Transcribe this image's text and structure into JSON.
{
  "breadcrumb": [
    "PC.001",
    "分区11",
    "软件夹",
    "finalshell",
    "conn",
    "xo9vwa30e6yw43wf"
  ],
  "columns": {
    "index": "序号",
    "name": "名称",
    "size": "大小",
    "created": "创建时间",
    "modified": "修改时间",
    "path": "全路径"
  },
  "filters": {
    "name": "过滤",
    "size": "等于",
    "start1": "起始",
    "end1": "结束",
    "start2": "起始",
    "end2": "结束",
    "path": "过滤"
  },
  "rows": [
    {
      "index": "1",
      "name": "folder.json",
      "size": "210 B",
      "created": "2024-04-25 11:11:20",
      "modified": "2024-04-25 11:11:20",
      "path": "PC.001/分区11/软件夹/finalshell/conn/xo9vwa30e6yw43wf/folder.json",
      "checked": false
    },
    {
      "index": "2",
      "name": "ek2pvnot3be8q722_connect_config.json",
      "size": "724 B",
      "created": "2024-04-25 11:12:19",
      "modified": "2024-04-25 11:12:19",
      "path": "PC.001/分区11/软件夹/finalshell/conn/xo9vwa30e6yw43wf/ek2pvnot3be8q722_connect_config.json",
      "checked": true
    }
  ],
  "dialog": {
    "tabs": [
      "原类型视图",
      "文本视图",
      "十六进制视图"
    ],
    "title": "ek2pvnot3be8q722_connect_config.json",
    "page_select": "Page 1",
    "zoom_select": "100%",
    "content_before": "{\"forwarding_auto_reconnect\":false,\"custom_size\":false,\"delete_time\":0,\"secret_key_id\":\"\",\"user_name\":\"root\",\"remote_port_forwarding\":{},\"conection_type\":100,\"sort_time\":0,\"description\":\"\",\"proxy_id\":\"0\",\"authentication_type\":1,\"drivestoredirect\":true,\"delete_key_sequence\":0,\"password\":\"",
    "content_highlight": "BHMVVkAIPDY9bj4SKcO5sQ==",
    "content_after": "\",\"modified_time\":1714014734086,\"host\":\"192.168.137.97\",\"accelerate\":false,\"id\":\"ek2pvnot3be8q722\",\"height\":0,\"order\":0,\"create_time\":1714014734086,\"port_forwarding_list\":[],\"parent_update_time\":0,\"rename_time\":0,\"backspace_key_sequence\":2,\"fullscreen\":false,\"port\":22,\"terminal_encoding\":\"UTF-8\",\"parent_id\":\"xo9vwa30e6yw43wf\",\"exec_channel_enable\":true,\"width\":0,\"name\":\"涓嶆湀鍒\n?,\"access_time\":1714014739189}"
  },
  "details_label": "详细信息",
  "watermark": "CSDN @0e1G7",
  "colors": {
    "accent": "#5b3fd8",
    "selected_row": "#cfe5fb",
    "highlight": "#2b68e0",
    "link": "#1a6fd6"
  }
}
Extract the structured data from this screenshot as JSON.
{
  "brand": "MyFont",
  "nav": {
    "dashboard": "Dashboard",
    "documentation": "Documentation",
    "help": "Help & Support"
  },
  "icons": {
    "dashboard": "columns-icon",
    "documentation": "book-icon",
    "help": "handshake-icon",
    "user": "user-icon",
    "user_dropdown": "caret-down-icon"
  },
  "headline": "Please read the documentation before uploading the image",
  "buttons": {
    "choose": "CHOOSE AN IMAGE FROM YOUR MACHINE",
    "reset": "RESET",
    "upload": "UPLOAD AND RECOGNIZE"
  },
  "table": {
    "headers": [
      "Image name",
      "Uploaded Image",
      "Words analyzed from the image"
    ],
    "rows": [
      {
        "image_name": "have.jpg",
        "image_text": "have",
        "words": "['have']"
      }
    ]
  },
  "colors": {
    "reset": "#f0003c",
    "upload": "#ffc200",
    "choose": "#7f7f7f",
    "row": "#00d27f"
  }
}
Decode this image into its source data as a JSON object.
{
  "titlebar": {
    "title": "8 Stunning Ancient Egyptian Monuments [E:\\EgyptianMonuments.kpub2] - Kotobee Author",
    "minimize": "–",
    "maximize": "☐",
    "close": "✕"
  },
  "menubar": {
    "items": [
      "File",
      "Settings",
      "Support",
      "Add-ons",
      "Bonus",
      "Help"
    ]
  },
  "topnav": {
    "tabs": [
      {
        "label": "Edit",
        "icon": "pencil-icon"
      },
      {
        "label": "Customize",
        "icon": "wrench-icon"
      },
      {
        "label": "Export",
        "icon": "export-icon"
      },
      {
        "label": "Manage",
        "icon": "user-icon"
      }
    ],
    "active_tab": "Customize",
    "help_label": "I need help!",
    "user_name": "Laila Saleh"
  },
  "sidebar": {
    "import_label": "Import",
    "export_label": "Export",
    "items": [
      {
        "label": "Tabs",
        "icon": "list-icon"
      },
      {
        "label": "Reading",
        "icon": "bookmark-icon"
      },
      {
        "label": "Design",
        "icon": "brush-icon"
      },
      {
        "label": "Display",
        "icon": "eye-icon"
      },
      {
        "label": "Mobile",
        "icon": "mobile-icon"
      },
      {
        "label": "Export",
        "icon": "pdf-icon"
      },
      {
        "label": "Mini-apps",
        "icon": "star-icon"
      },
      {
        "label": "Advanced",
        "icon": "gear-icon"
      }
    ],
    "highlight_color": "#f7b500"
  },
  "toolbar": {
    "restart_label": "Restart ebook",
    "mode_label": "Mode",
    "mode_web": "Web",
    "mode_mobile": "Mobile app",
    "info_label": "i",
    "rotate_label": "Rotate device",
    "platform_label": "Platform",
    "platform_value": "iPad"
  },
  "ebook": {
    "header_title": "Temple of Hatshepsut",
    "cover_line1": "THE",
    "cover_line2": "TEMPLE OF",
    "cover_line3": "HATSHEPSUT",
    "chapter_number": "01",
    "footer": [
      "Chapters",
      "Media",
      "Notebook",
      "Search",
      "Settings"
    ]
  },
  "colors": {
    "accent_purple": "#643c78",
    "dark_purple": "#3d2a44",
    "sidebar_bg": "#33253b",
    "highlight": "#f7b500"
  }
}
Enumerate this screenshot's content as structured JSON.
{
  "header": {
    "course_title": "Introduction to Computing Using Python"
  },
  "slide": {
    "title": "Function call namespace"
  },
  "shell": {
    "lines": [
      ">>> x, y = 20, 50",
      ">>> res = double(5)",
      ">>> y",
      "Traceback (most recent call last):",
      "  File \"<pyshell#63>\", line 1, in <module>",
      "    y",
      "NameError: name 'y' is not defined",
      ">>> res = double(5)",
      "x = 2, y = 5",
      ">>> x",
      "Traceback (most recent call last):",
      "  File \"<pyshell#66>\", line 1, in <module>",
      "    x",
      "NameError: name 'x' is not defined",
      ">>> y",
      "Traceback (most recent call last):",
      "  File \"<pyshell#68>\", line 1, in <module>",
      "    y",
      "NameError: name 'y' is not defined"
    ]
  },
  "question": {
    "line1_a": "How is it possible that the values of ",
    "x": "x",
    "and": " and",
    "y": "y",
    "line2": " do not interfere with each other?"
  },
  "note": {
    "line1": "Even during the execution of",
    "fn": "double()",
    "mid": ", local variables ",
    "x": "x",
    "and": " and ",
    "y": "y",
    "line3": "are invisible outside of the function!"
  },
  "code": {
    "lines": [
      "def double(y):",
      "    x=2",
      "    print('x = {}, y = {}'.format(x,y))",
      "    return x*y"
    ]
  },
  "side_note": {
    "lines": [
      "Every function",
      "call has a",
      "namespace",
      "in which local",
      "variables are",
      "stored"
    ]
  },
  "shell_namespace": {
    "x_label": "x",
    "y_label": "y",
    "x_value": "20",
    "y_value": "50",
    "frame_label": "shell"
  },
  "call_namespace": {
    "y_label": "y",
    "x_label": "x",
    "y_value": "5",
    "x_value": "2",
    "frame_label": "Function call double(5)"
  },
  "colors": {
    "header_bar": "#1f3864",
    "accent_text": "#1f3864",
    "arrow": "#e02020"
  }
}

· · · · ·

What the task requires.
Nothing should be left out: return all of the records exactly.

Exercise output.
Transcribe this image's text and structure into JSON.
{
  "breadcrumb": [
    "PC.001",
    "分区11",
    "软件夹",
    "finalshell",
    "conn",
    "xo9vwa30e6yw43wf"
  ],
  "columns": {
    "index": "序号",
    "name": "名称",
    "size": "大小",
    "created": "创建时间",
    "modified": "修改时间",
    "path": "全路径"
  },
  "filters": {
    "name": "过滤",
    "size": "等于",
    "start1": "起始",
    "end1": "结束",
    "start2": "起始",
    "end2": "结束",
    "path": "过滤"
  },
  "rows": [
    {
      "index": "1",
      "name": "folder.json",
      "size": "210 B",
      "created": "2024-04-25 11:11:20",
      "modified": "2024-04-25 11:11:20",
      "path": "PC.001/分区11/软件夹/finalshell/conn/xo9vwa30e6yw43wf/folder.json",
      "checked": false
    },
    {
      "index": "2",
      "name": "ek2pvnot3be8q722_connect_config.json",
      "size": "724 B",
      "created": "2024-04-25 11:12:19",
      "modified": "2024-04-25 11:12:19",
      "path": "PC.001/分区11/软件夹/finalshell/conn/xo9vwa30e6yw43wf/ek2pvnot3be8q722_connect_config.json",
      "checked": true
    }
  ],
  "dialog": {
    "tabs": [
      "原类型视图",
      "文本视图",
      "十六进制视图"
    ],
    "title": "ek2pvnot3be8q722_connect_config.json",
    "page_select": "Page 1",
    "zoom_select": "100%",
    "content_before": "{\"forwarding_auto_reconnect\":false,\"custom_size\":false,\"delete_time\":0,\"secret_key_id\":\"\",\"user_name\":\"root\",\"remote_port_forwarding\":{},\"conection_type\":100,\"sort_time\":0,\"description\":\"\",\"proxy_id\":\"0\",\"authentication_type\":1,\"drivestoredirect\":true,\"delete_key_sequence\":0,\"password\":\"",
    "content_highlight": "BHMVVkAIPDY9bj4SKcO5sQ==",
    "content_after": "\",\"modified_time\":1714014734086,\"host\":\"192.168.137.97\",\"accelerate\":false,\"id\":\"ek2pvnot3be8q722\",\"height\":0,\"order\":0,\"create_time\":1714014734086,\"port_forwarding_list\":[],\"parent_update_time\":0,\"rename_time\":0,\"backspace_key_sequence\":2,\"fullscreen\":false,\"port\":22,\"terminal_encoding\":\"UTF-8\",\"parent_id\":\"xo9vwa30e6yw43wf\",\"exec_channel_enable\":true,\"width\":0,\"name\":\"涓嶆湀鍒\n?,\"access_time\":1714014739189}"
  },
  "details_label": "详细信息",
  "watermark": "CSDN @0e1G7",
  "colors": {
    "accent": "#5b3fd8",
    "selected_row": "#cfe5fb",
    "highlight": "#2b68e0",
    "link": "#1a6fd6"
  }
}
Extract the structured data from this screenshot as JSON.
{
  "brand": "MyFont",
  "nav": {
    "dashboard": "Dashboard",
    "documentation": "Documentation",
    "help": "Help & Support"
  },
  "icons": {
    "dashboard": "columns-icon",
    "documentation": "book-icon",
    "help": "handshake-icon",
    "user": "user-icon",
    "user_dropdown": "caret-down-icon"
  },
  "headline": "Please read the documentation before uploading the image",
  "buttons": {
    "choose": "CHOOSE AN IMAGE FROM YOUR MACHINE",
    "reset": "RESET",
    "upload": "UPLOAD AND RECOGNIZE"
  },
  "table": {
    "headers": [
      "Image name",
      "Uploaded Image",
      "Words analyzed from the image"
    ],
    "rows": [
      {
        "image_name": "have.jpg",
        "image_text": "have",
        "words": "['have']"
      }
    ]
  },
  "colors": {
    "reset": "#f0003c",
    "upload": "#ffc200",
    "choose": "#7f7f7f",
    "row": "#00d27f"
  }
}
Decode this image into its source data as a JSON object.
{
  "titlebar": {
    "title": "8 Stunning Ancient Egyptian Monuments [E:\\EgyptianMonuments.kpub2] - Kotobee Author",
    "minimize": "–",
    "maximize": "☐",
    "close": "✕"
  },
  "menubar": {
    "items": [
      "File",
      "Settings",
      "Support",
      "Add-ons",
      "Bonus",
      "Help"
    ]
  },
  "topnav": {
    "tabs": [
      {
        "label": "Edit",
        "icon": "pencil-icon"
      },
      {
        "label": "Customize",
        "icon": "wrench-icon"
      },
      {
        "label": "Export",
        "icon": "export-icon"
      },
      {
        "label": "Manage",
        "icon": "user-icon"
      }
    ],
    "active_tab": "Customize",
    "help_label": "I need help!",
    "user_name": "Laila Saleh"
  },
  "sidebar": {
    "import_label": "Import",
    "export_label": "Export",
    "items": [
      {
        "label": "Tabs",
        "icon": "list-icon"
      },
      {
        "label": "Reading",
        "icon": "bookmark-icon"
      },
      {
        "label": "Design",
        "icon": "brush-icon"
      },
      {
        "label": "Display",
        "icon": "eye-icon"
      },
      {
        "label": "Mobile",
        "icon": "mobile-icon"
      },
      {
        "label": "Export",
        "icon": "pdf-icon"
      },
      {
        "label": "Mini-apps",
        "icon": "star-icon"
      },
      {
        "label": "Advanced",
        "icon": "gear-icon"
      }
    ],
    "highlight_color": "#f7b500"
  },
  "toolbar": {
    "restart_label": "Restart ebook",
    "mode_label": "Mode",
    "mode_web": "Web",
    "mode_mobile": "Mobile app",
    "info_label": "i",
    "rotate_label": "Rotate device",
    "platform_label": "Platform",
    "platform_value": "iPad"
  },
  "ebook": {
    "header_title": "Temple of Hatshepsut",
    "cover_line1": "THE",
    "cover_line2": "TEMPLE OF",
    "cover_line3": "HATSHEPSUT",
    "chapter_number": "01",
    "footer": [
      "Chapters",
      "Media",
      "Notebook",
      "Search",
      "Settings"
    ]
  },
  "colors": {
    "accent_purple": "#643c78",
    "dark_purple": "#3d2a44",
    "sidebar_bg": "#33253b",
    "highlight": "#f7b500"
  }
}
Enumerate this screenshot's content as structured JSON.
{
  "header": {
    "course_title": "Introduction to Computing Using Python"
  },
  "slide": {
    "title": "Function call namespace"
  },
  "shell": {
    "lines": [
      ">>> x, y = 20, 50",
      ">>> res = double(5)",
      ">>> y",
      "Traceback (most recent call last):",
      "  File \"<pyshell#63>\", line 1, in <module>",
      "    y",
      "NameError: name 'y' is not defined",
      ">>> res = double(5)",
      "x = 2, y = 5",
      ">>> x",
      "Traceback (most recent call last):",
      "  File \"<pyshell#66>\", line 1, in <module>",
      "    x",
      "NameError: name 'x' is not defined",
      ">>> y",
      "Traceback (most recent call last):",
      "  File \"<pyshell#68>\", line 1, in <module>",
      "    y",
      "NameError: name 'y' is not defined"
    ]
  },
  "question": {
    "line1_a": "How is it possible that the values of ",
    "x": "x",
    "and": " and",
    "y": "y",
    "line2": " do not interfere with each other?"
  },
  "note": {
    "line1": "Even during the execution of",
    "fn": "double()",
    "mid": ", local variables ",
    "x": "x",
    "and": " and ",
    "y": "y",
    "line3": "are invisible outside of the function!"
  },
  "code": {
    "lines": [
      "def double(y):",
      "    x=2",
      "    print('x = {}, y = {}'.format(x,y))",
      "    return x*y"
    ]
  },
  "side_note": {
    "lines": [
      "Every function",
      "call has a",
      "namespace",
      "in which local",
      "variables are",
      "stored"
    ]
  },
  "shell_namespace": {
    "x_label": "x",
    "y_label": "y",
    "x_value": "20",
    "y_value": "50",
    "frame_label": "shell"
  },
  "call_namespace": {
    "y_label": "y",
    "x_label": "x",
    "y_value": "5",
    "x_value": "2",
    "frame_label": "Function call double(5)"
  },
  "colors": {
    "header_bar": "#1f3864",
    "accent_text": "#1f3864",
    "arrow": "#e02020"
  }
}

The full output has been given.